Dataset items

++++++

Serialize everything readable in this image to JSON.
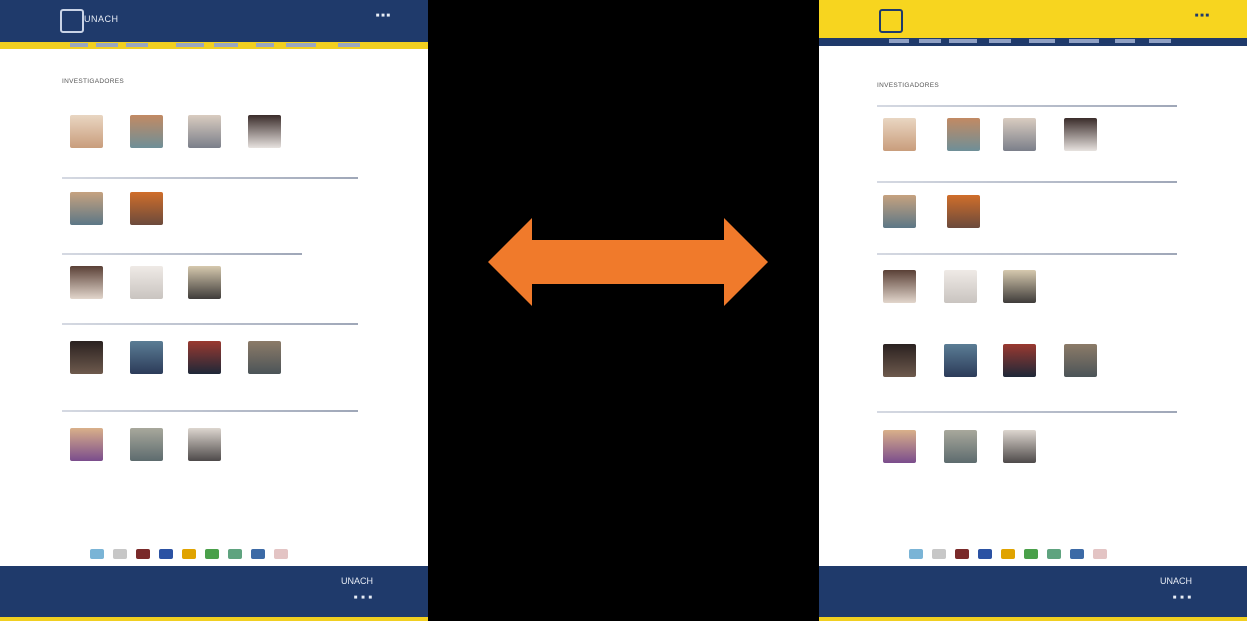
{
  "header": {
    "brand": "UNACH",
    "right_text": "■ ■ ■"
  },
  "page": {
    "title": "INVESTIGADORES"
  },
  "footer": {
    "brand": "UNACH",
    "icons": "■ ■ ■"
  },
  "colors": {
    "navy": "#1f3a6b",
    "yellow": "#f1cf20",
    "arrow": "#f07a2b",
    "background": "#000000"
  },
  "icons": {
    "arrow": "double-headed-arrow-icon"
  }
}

++++++

- _WHAT NEEDS TO BE DONE_
Reproduce the records above exactly, leaving out every picture they contain.

- _EXPECTED ANSWER_
Serialize everything readable in this image to JSON.
{
  "header": {
    "brand": "UNACH",
    "right_text": "■ ■ ■"
  },
  "page": {
    "title": "INVESTIGADORES"
  },
  "footer": {
    "brand": "UNACH",
    "icons": "■ ■ ■"
  },
  "colors": {
    "navy": "#1f3a6b",
    "yellow": "#f1cf20",
    "arrow": "#f07a2b",
    "background": "#000000"
  },
  "icons": {
    "arrow": "double-headed-arrow-icon"
  }
}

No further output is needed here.